** BEGIN Text shown **

Kite surfers will need £20 permit to ride the waves in Poole Harbour

By Diana Henderson

FLYING HIGH: A kite surfer in Sandbanks

ALL kite surfers enjoying their sport in Poole Harbour will now have to pay £20 a year to do so.

Following months of consultation with the kite surfing community and others, Poole Harbour Commissioners has introduced a kite surfing permit scheme.

It came into force on March 28 from when all kite surfers must have a valid permit displayed when they ride the waves in Poole Harbour.

The greater regulation is aimed at improving safety in a sport whose popularity has increased along with a larger number of accidents, say PHC.

Over the years PHC has opted for an educational and support approach, which included regular meetings with kite surfers, being involved in setting up Poole Kite Surfing Club and creating a code of practice.

** END Text shown **

» **Things to do**:
#1 According to the article on the Poole Harbour kite surfing permit, when did the permit scheme come into force?
#2 Pick out every line of the records that contains the string "Etiquetas".

** BEGIN Stored rows **

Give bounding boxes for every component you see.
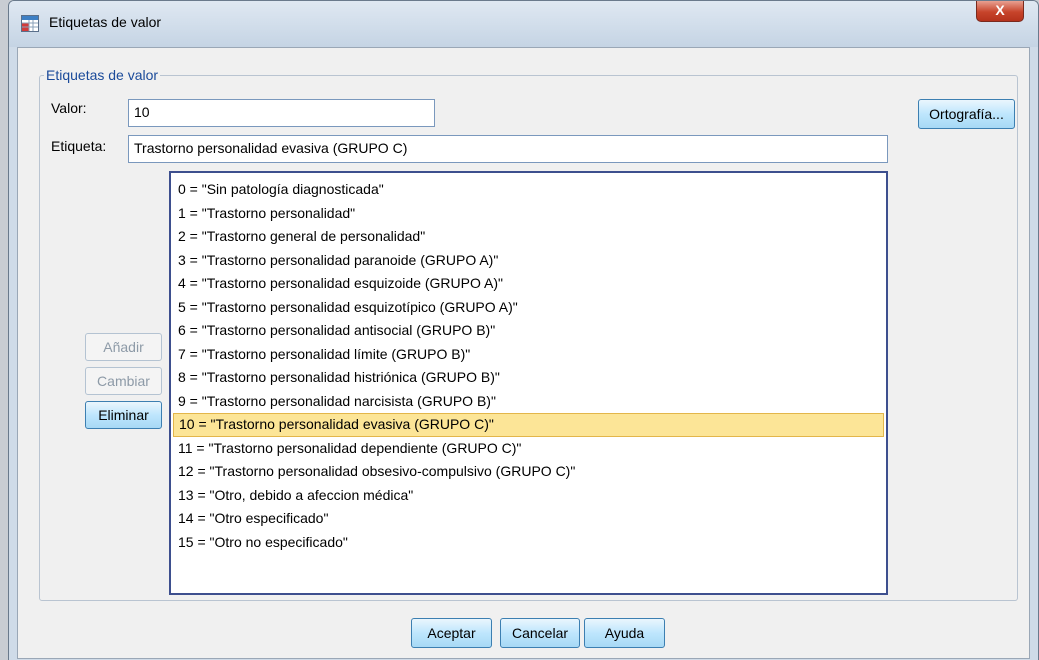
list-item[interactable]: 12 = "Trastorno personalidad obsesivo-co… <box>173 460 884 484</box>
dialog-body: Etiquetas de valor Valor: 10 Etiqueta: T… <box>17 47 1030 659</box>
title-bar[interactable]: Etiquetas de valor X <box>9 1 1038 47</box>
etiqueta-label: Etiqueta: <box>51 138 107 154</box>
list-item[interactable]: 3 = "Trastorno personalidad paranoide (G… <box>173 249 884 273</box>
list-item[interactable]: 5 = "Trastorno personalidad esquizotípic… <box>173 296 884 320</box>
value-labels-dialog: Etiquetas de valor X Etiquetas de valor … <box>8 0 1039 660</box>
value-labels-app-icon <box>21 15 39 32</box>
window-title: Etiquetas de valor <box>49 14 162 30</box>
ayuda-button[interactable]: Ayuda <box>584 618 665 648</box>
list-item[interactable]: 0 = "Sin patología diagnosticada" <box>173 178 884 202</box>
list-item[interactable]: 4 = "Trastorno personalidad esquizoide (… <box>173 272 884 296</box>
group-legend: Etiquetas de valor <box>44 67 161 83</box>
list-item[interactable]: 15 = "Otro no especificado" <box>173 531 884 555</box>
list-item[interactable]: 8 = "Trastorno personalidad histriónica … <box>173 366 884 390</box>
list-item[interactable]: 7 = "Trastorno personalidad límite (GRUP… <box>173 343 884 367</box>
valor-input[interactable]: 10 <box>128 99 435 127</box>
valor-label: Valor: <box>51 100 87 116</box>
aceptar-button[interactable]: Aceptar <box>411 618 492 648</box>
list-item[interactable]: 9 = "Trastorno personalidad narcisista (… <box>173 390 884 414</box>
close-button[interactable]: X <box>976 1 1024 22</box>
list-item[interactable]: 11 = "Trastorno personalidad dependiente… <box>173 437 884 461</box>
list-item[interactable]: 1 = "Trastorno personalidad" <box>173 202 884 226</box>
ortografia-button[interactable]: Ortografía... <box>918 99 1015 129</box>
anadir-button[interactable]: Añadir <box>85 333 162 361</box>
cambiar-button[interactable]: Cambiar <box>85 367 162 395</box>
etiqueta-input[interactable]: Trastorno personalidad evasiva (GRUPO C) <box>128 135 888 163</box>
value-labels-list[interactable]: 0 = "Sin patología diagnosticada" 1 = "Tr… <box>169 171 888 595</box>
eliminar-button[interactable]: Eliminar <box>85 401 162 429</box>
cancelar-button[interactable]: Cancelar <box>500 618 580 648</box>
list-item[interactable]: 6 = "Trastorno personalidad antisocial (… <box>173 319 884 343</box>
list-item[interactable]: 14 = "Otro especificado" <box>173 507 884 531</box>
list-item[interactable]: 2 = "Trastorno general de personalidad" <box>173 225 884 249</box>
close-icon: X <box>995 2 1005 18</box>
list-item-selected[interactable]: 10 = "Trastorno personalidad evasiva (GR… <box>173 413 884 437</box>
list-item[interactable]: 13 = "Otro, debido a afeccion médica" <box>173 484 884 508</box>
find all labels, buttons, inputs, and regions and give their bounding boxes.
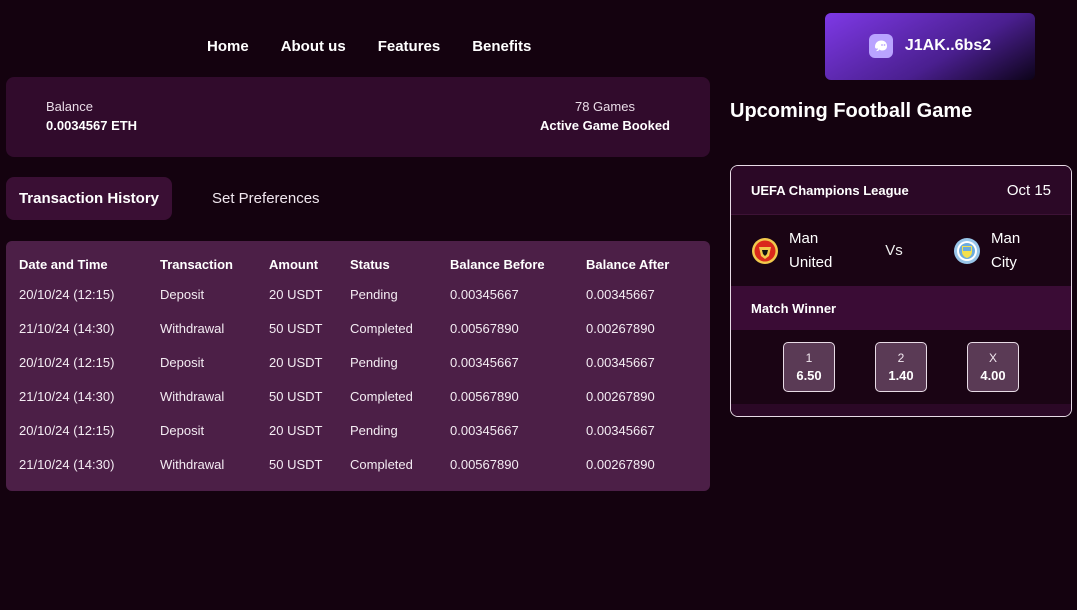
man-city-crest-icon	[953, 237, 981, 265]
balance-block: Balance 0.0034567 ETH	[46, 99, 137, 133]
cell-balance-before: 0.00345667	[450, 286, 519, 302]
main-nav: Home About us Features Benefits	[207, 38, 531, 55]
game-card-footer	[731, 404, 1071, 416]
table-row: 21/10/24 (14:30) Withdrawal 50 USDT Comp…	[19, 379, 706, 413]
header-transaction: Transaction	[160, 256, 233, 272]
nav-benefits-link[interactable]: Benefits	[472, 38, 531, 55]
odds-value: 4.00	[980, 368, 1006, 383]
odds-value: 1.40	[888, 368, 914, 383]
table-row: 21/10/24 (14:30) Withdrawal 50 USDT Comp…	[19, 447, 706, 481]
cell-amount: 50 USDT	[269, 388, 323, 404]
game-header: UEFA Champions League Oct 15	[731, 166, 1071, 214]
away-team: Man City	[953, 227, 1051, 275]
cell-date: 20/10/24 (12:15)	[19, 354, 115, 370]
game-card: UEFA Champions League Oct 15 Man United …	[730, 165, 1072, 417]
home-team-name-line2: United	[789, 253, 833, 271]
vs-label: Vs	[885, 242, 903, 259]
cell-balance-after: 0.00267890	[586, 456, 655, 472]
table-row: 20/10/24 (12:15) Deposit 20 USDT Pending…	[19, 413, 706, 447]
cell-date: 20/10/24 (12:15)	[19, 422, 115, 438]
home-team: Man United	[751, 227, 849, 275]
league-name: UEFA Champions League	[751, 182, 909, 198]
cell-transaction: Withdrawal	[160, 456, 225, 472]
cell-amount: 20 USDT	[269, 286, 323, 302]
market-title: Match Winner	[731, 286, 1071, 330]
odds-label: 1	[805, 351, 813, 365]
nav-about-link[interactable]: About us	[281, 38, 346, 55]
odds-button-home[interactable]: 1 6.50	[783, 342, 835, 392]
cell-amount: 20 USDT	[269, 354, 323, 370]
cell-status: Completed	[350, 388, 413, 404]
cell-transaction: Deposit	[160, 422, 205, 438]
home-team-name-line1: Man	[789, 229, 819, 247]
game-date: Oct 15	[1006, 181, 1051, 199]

** END Stored rows **

» **Answers below**:
#1 March 28

#2
dialog-body: Etiquetas de valor Valor: 10 Etiqueta: T… <box>17 47 1030 659</box>
title-bar[interactable]: Etiquetas de valor X <box>9 1 1038 47</box>
value-labels-dialog: Etiquetas de valor X Etiquetas de valor … <box>8 0 1039 660</box>
window-title: Etiquetas de valor <box>49 14 162 30</box>
group-legend: Etiquetas de valor <box>44 67 161 83</box>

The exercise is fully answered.